**WHAT THE TASK REQUIRES**
Reproduce all of the material below line for line, with no changes.

Layout dataset entries
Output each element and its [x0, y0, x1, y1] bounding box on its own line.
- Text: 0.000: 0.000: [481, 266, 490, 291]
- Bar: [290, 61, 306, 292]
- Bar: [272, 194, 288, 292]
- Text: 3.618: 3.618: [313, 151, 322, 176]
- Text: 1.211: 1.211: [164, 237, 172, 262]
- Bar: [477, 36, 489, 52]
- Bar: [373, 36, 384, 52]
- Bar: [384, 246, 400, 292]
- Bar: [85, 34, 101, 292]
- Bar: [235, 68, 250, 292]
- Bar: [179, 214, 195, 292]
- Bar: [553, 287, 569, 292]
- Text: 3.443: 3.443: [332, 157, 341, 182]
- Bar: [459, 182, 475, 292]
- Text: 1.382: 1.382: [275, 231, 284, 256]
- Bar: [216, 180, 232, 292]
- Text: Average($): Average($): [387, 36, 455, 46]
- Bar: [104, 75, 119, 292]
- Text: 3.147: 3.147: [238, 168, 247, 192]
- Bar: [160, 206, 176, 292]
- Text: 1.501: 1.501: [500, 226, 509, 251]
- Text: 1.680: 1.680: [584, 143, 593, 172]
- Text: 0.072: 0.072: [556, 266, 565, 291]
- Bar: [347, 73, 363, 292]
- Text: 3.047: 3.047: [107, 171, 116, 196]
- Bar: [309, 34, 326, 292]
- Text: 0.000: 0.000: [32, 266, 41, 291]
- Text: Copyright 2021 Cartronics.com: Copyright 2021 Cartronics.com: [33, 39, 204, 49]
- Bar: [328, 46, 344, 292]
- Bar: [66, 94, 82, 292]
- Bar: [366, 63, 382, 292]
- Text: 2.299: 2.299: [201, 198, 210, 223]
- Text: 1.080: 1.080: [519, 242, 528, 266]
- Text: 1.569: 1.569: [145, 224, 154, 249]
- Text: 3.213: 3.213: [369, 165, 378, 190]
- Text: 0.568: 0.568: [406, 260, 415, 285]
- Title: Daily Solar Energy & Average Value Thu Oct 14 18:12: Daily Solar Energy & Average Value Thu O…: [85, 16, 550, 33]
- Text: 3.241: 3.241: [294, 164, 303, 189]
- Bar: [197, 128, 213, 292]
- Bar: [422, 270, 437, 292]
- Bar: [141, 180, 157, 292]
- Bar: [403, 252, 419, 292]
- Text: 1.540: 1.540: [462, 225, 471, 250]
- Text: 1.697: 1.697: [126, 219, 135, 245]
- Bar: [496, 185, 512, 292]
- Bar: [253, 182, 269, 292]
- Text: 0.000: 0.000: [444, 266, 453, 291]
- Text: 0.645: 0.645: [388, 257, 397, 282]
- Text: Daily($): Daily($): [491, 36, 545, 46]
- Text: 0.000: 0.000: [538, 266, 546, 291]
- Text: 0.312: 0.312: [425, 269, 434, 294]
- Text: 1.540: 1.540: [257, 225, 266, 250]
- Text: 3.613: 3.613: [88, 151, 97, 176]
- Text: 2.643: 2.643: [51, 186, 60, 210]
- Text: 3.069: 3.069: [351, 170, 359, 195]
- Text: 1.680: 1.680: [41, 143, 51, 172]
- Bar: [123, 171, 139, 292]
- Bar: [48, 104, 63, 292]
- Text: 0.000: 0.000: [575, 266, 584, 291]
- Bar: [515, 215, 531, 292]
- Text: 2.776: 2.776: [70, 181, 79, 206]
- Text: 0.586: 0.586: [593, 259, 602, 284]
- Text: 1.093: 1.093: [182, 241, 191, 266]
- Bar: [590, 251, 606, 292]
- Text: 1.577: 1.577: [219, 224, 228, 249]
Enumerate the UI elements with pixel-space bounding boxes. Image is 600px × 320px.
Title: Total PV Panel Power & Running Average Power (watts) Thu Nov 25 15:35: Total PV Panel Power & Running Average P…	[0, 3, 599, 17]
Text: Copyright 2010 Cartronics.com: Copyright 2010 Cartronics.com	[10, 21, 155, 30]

**EXERCISE RESULT**
Output each element and its [x0, y0, x1, y1] bounding box on its own line.
- Text: 0.000: 0.000: [481, 266, 490, 291]
- Bar: [290, 61, 306, 292]
- Bar: [272, 194, 288, 292]
- Text: 3.618: 3.618: [313, 151, 322, 176]
- Text: 1.211: 1.211: [164, 237, 172, 262]
- Bar: [477, 36, 489, 52]
- Bar: [373, 36, 384, 52]
- Bar: [384, 246, 400, 292]
- Bar: [85, 34, 101, 292]
- Bar: [235, 68, 250, 292]
- Bar: [179, 214, 195, 292]
- Bar: [553, 287, 569, 292]
- Text: 3.443: 3.443: [332, 157, 341, 182]
- Bar: [459, 182, 475, 292]
- Text: 1.382: 1.382: [275, 231, 284, 256]
- Bar: [216, 180, 232, 292]
- Text: Average($): Average($): [387, 36, 455, 46]
- Bar: [104, 75, 119, 292]
- Text: 3.147: 3.147: [238, 168, 247, 192]
- Bar: [160, 206, 176, 292]
- Text: 1.501: 1.501: [500, 226, 509, 251]
- Text: 1.680: 1.680: [584, 143, 593, 172]
- Text: 0.072: 0.072: [556, 266, 565, 291]
- Bar: [347, 73, 363, 292]
- Text: 3.047: 3.047: [107, 171, 116, 196]
- Bar: [309, 34, 326, 292]
- Text: 0.000: 0.000: [32, 266, 41, 291]
- Text: Copyright 2021 Cartronics.com: Copyright 2021 Cartronics.com: [33, 39, 204, 49]
- Bar: [328, 46, 344, 292]
- Bar: [66, 94, 82, 292]
- Bar: [366, 63, 382, 292]
- Text: 2.299: 2.299: [201, 198, 210, 223]
- Text: 1.080: 1.080: [519, 242, 528, 266]
- Text: 1.569: 1.569: [145, 224, 154, 249]
- Text: 3.213: 3.213: [369, 165, 378, 190]
- Text: 0.568: 0.568: [406, 260, 415, 285]
- Title: Daily Solar Energy & Average Value Thu Oct 14 18:12: Daily Solar Energy & Average Value Thu O…: [85, 16, 550, 33]
- Text: 3.241: 3.241: [294, 164, 303, 189]
- Bar: [197, 128, 213, 292]
- Bar: [422, 270, 437, 292]
- Bar: [141, 180, 157, 292]
- Bar: [403, 252, 419, 292]
- Text: 1.540: 1.540: [462, 225, 471, 250]
- Text: 1.697: 1.697: [126, 219, 135, 245]
- Bar: [496, 185, 512, 292]
- Bar: [253, 182, 269, 292]
- Text: 0.000: 0.000: [444, 266, 453, 291]
- Text: 0.645: 0.645: [388, 257, 397, 282]
- Text: Daily($): Daily($): [491, 36, 545, 46]
- Text: 0.000: 0.000: [538, 266, 546, 291]
- Text: 0.312: 0.312: [425, 269, 434, 294]
- Text: 1.540: 1.540: [257, 225, 266, 250]
- Text: 3.613: 3.613: [88, 151, 97, 176]
- Text: 2.643: 2.643: [51, 186, 60, 210]
- Text: 3.069: 3.069: [351, 170, 359, 195]
- Text: 1.680: 1.680: [41, 143, 51, 172]
- Bar: [123, 171, 139, 292]
- Bar: [48, 104, 63, 292]
- Text: 0.000: 0.000: [575, 266, 584, 291]
- Bar: [515, 215, 531, 292]
- Text: 2.776: 2.776: [70, 181, 79, 206]
- Text: 0.586: 0.586: [593, 259, 602, 284]
- Text: 1.093: 1.093: [182, 241, 191, 266]
- Bar: [590, 251, 606, 292]
- Text: 1.577: 1.577: [219, 224, 228, 249]
Enumerate the UI elements with pixel-space bounding boxes. Image is 600px × 320px.
Title: Total PV Panel Power & Running Average Power (watts) Thu Nov 25 15:35: Total PV Panel Power & Running Average P…	[0, 3, 599, 17]
Text: Copyright 2010 Cartronics.com: Copyright 2010 Cartronics.com	[10, 21, 155, 30]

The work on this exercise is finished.